Problem to solve: Take every line that has the string "Theorem" and copy it out.

[Dataset records]
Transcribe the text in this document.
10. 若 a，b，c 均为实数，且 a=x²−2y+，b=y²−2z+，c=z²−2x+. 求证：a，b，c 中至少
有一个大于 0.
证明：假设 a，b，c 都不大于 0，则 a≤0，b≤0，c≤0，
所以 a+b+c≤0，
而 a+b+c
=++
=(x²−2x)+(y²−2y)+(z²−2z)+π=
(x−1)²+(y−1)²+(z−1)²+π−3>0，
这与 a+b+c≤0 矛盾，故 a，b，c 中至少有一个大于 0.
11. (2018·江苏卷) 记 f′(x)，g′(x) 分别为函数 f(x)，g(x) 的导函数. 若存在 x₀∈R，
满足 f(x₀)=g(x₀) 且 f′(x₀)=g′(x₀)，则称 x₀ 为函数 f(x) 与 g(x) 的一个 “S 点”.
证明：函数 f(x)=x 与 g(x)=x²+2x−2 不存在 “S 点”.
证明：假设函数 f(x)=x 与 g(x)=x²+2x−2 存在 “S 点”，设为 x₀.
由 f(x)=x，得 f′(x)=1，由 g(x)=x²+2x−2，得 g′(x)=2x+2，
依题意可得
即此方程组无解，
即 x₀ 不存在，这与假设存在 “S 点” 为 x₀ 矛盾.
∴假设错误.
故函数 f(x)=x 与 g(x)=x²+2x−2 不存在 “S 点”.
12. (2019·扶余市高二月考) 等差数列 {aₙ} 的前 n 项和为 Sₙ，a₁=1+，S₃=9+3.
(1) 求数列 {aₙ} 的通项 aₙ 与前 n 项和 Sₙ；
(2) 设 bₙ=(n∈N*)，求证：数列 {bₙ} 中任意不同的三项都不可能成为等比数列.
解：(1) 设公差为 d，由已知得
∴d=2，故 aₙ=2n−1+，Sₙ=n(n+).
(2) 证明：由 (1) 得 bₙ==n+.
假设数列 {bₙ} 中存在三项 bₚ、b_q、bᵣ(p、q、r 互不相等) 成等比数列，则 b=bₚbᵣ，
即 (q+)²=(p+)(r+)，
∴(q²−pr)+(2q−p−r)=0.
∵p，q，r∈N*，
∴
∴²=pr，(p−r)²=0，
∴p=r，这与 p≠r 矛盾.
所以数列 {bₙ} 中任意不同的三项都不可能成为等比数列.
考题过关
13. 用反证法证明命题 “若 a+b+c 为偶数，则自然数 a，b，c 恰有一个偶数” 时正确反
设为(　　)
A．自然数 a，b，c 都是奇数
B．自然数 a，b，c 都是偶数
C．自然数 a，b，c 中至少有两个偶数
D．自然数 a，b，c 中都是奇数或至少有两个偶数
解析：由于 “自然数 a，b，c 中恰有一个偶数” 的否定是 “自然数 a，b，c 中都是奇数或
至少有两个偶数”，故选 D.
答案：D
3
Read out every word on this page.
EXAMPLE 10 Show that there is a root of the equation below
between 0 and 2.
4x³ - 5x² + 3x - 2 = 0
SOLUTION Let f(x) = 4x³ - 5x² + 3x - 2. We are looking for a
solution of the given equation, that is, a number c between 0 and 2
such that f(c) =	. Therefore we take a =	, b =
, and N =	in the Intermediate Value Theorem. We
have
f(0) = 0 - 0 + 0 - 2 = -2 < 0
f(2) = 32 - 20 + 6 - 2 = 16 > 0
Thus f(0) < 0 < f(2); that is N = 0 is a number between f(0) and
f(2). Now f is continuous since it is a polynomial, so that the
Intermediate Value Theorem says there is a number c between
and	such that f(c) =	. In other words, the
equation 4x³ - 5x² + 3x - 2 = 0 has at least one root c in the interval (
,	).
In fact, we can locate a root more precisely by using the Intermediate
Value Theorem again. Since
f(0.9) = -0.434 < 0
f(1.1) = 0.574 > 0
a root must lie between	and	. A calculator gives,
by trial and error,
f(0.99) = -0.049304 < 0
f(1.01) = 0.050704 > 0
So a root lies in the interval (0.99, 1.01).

==

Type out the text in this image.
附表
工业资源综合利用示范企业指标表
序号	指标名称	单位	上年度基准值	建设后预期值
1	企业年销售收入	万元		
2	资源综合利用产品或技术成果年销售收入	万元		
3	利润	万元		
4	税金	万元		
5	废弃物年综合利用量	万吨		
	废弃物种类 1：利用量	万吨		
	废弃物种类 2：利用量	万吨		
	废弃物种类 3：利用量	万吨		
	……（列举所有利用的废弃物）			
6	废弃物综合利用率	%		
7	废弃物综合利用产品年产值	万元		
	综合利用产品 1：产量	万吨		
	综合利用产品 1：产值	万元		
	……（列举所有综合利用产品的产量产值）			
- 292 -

...

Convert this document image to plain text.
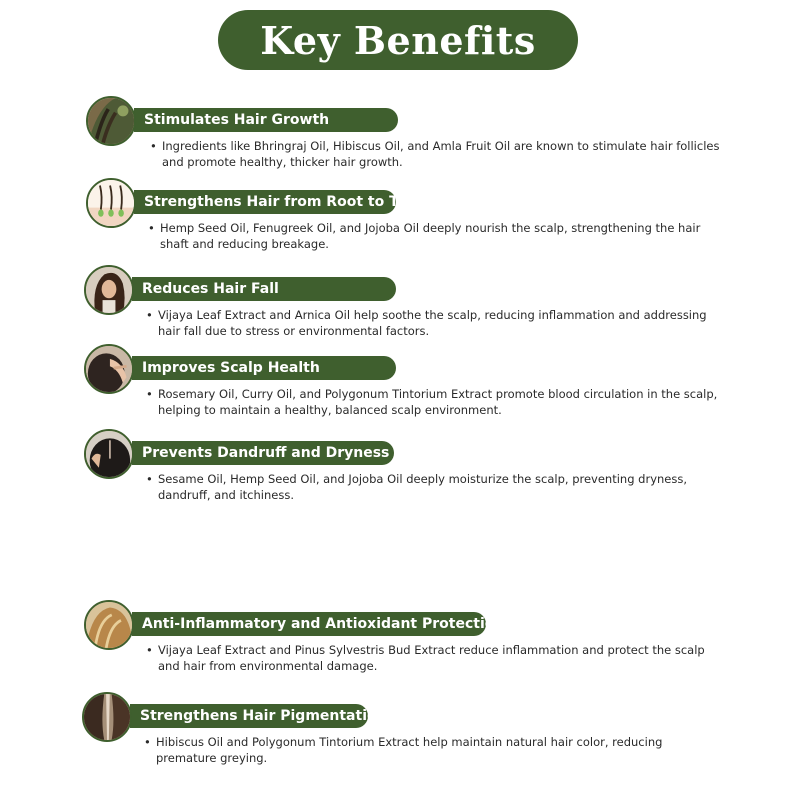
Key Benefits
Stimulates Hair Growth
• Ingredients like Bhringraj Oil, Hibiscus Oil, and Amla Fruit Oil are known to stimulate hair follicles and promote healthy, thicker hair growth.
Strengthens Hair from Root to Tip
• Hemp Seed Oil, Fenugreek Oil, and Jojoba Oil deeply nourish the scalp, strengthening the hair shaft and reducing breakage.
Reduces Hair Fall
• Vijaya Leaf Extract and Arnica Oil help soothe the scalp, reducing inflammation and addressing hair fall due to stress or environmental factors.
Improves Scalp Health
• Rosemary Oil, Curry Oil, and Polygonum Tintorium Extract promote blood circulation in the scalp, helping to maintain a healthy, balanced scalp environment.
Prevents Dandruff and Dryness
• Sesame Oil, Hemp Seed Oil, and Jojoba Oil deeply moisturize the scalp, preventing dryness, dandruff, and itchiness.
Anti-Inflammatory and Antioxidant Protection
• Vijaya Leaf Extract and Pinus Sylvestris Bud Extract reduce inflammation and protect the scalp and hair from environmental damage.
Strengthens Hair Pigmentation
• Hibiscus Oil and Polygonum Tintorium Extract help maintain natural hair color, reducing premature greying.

Solution:
, and N =	in the Intermediate Value Theorem. We
Intermediate Value Theorem says there is a number c between
Value Theorem again. Since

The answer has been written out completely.